**Instructions to follow**
In the entries below, count every line containing "情感态度与价值观". Reply with the number alone.

-- -- --

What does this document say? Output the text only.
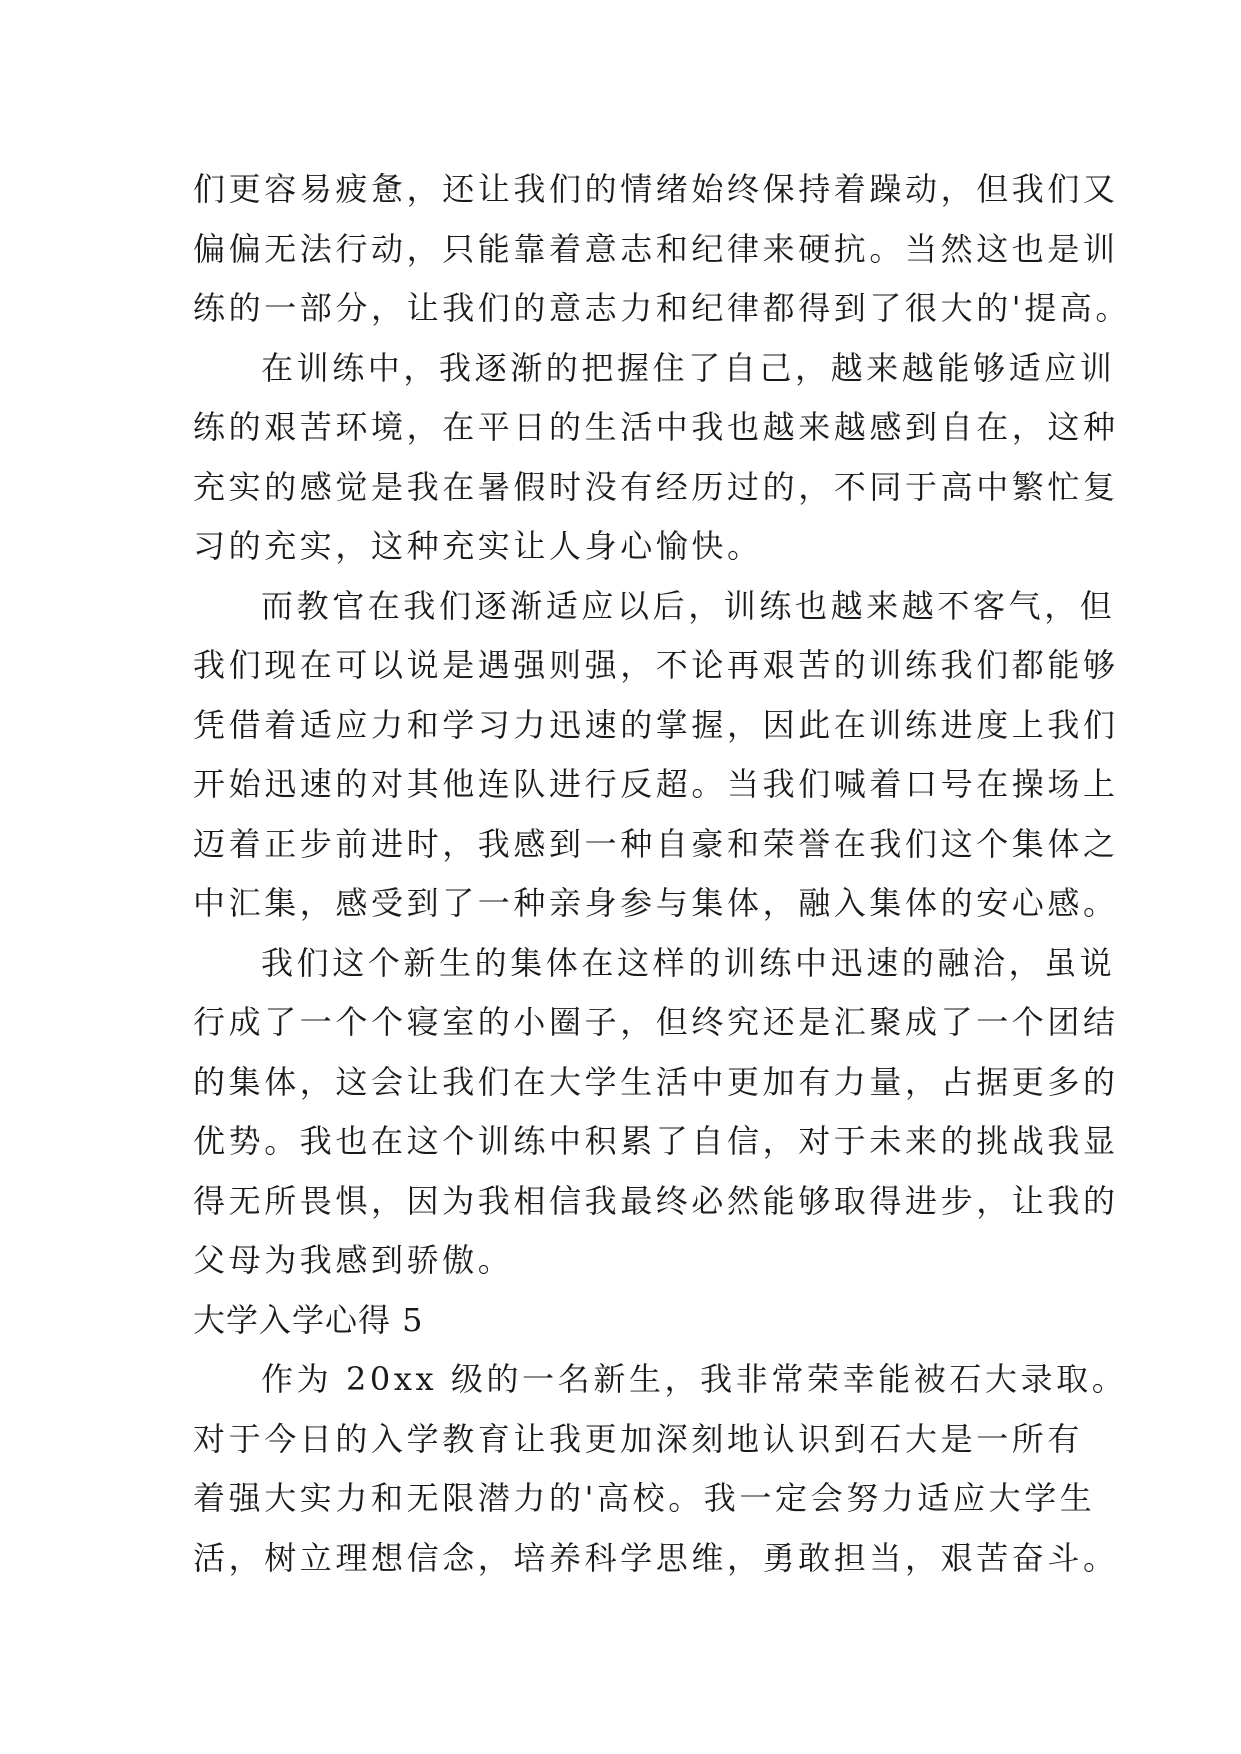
们更容易疲惫，还让我们的情绪始终保持着躁动，但我们又
偏偏无法行动，只能靠着意志和纪律来硬抗。当然这也是训
练的一部分，让我们的意志力和纪律都得到了很大的'提高。
在训练中，我逐渐的把握住了自己，越来越能够适应训
练的艰苦环境，在平日的生活中我也越来越感到自在，这种
充实的感觉是我在暑假时没有经历过的，不同于高中繁忙复
习的充实，这种充实让人身心愉快。
而教官在我们逐渐适应以后，训练也越来越不客气，但
我们现在可以说是遇强则强，不论再艰苦的训练我们都能够
凭借着适应力和学习力迅速的掌握，因此在训练进度上我们
开始迅速的对其他连队进行反超。当我们喊着口号在操场上
迈着正步前进时，我感到一种自豪和荣誉在我们这个集体之
中汇集，感受到了一种亲身参与集体，融入集体的安心感。
我们这个新生的集体在这样的训练中迅速的融洽，虽说
行成了一个个寝室的小圈子，但终究还是汇聚成了一个团结
的集体，这会让我们在大学生活中更加有力量，占据更多的
优势。我也在这个训练中积累了自信，对于未来的挑战我显
得无所畏惧，因为我相信我最终必然能够取得进步，让我的
父母为我感到骄傲。
大学入学心得 5
作为 20xx 级的一名新生，我非常荣幸能被石大录取。
对于今日的入学教育让我更加深刻地认识到石大是一所有
着强大实力和无限潜力的'高校。我一定会努力适应大学生
活，树立理想信念，培养科学思维，勇敢担当，艰苦奋斗。
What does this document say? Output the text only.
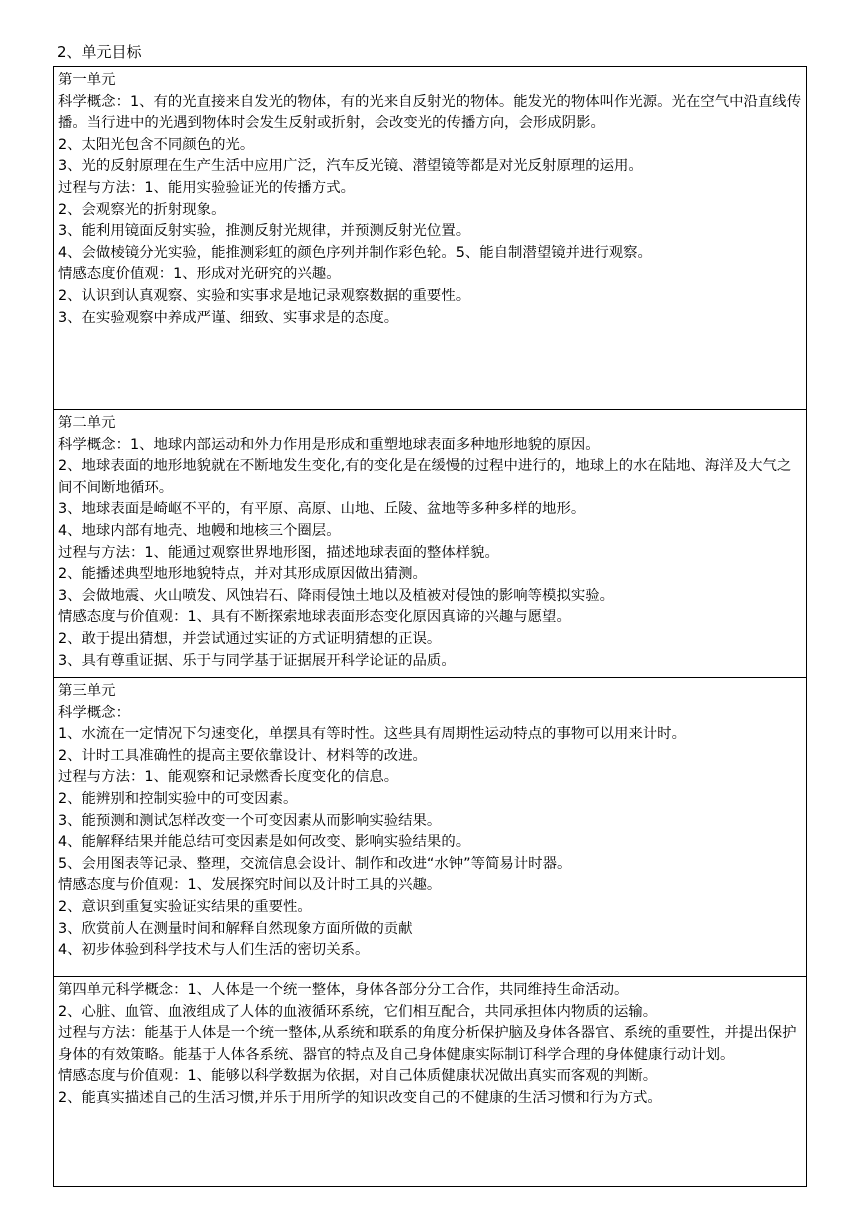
2、单元目标
第一单元
科学概念：1、有的光直接来自发光的物体，有的光来自反射光的物体。能发光的物体叫作光源。光在空气中沿直线传播。当行进中的光遇到物体时会发生反射或折射，会改变光的传播方向，会形成阴影。
2、太阳光包含不同颜色的光。
3、光的反射原理在生产生活中应用广泛，汽车反光镜、潜望镜等都是对光反射原理的运用。
过程与方法：1、能用实验验证光的传播方式。
2、会观察光的折射现象。
3、能利用镜面反射实验，推测反射光规律，并预测反射光位置。
4、会做棱镜分光实验，能推测彩虹的颜色序列并制作彩色轮。5、能自制潜望镜并进行观察。
情感态度价值观：1、形成对光研究的兴趣。
2、认识到认真观察、实验和实事求是地记录观察数据的重要性。
3、在实验观察中养成严谨、细致、实事求是的态度。

第二单元
科学概念：1、地球内部运动和外力作用是形成和重塑地球表面多种地形地貌的原因。
2、地球表面的地形地貌就在不断地发生变化,有的变化是在缓慢的过程中进行的，地球上的水在陆地、海洋及大气之间不间断地循环。
3、地球表面是崎岖不平的，有平原、高原、山地、丘陵、盆地等多种多样的地形。
4、地球内部有地壳、地幔和地核三个圈层。
过程与方法：1、能通过观察世界地形图，描述地球表面的整体样貌。
2、能播述典型地形地貌特点，并对其形成原因做出猜测。
3、会做地震、火山喷发、风蚀岩石、降雨侵蚀土地以及植被对侵蚀的影响等模拟实验。
情感态度与价值观：1、具有不断探索地球表面形态变化原因真谛的兴趣与愿望。
2、敢于提出猜想，并尝试通过实证的方式证明猜想的正误。
3、具有尊重证据、乐于与同学基于证据展开科学论证的品质。

第三单元
科学概念：
1、水流在一定情况下匀速变化，单摆具有等时性。这些具有周期性运动特点的事物可以用来计时。
2、计时工具准确性的提高主要依靠设计、材料等的改进。
过程与方法：1、能观察和记录燃香长度变化的信息。
2、能辨别和控制实验中的可变因素。
3、能预测和测试怎样改变一个可变因素从而影响实验结果。
4、能解释结果并能总结可变因素是如何改变、影响实验结果的。
5、会用图表等记录、整理，交流信息会设计、制作和改进“水钟”等简易计时器。
情感态度与价值观：1、发展探究时间以及计时工具的兴趣。
2、意识到重复实验证实结果的重要性。
3、欣赏前人在测量时间和解释自然现象方面所做的贡献
4、初步体验到科学技术与人们生活的密切关系。

第四单元科学概念：1、人体是一个统一整体，身体各部分分工合作，共同维持生命活动。
2、心脏、血管、血液组成了人体的血液循环系统，它们相互配合，共同承担体内物质的运输。
过程与方法：能基于人体是一个统一整体,从系统和联系的角度分析保护脑及身体各器官、系统的重要性，并提出保护身体的有效策略。能基于人体各系统、器官的特点及自己身体健康实际制订科学合理的身体健康行动计划。
情感态度与价值观：1、能够以科学数据为依据，对自己体质健康状况做出真实而客观的判断。
2、能真实描述自己的生活习惯,并乐于用所学的知识改变自己的不健康的生活习惯和行为方式。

-- -- --

**Solved problem**
3